### Directions for this task
Select every line holding the word "допускается" and copy it.

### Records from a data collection

- - -

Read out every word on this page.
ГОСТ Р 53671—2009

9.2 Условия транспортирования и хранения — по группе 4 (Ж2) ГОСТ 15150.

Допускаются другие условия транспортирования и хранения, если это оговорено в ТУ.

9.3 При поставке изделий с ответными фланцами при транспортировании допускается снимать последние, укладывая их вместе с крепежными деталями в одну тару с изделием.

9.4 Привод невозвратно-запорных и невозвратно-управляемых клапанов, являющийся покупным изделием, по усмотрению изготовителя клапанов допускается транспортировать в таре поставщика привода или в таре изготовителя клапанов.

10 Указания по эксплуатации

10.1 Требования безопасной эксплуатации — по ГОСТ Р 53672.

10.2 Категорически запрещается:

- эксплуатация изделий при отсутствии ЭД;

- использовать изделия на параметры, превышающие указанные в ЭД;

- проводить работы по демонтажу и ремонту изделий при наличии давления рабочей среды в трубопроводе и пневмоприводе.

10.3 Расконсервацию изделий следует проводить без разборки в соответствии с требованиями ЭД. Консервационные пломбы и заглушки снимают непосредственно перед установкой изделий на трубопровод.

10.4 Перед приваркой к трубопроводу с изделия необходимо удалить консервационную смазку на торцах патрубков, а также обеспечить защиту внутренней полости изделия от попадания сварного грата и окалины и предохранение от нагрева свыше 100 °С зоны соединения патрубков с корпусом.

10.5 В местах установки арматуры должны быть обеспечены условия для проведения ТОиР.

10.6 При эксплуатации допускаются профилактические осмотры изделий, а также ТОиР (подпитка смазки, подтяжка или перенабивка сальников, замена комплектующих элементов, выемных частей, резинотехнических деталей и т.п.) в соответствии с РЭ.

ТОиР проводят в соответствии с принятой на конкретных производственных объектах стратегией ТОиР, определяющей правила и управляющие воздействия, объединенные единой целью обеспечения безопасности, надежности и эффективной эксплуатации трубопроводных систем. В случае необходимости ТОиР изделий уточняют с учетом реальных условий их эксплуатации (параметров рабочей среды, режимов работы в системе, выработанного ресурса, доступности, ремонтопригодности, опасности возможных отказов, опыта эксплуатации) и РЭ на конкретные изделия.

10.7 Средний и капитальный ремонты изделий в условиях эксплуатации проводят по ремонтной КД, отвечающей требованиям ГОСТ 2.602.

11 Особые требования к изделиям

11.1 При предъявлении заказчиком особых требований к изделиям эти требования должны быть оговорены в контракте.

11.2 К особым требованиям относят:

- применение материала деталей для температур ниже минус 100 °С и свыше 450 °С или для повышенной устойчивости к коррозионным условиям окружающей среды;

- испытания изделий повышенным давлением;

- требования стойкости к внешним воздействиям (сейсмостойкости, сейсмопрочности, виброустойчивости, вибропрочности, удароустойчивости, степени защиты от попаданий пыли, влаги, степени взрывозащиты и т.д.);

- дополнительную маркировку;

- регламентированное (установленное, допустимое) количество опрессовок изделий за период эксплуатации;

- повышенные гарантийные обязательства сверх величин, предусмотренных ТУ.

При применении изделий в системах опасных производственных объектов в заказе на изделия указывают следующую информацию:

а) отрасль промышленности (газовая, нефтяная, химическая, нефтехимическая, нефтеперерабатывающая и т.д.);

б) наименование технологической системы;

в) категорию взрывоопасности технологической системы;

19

- - -

### The output
9.3 При поставке изделий с ответными фланцами при транспортировании допускается снимать последние, укладывая их вместе с крепежными деталями в одну тару с изделием.
9.4 Привод невозвратно-запорных и невозвратно-управляемых клапанов, являющийся покупным изделием, по усмотрению изготовителя клапанов допускается транспортировать в таре поставщика привода или в таре изготовителя клапанов.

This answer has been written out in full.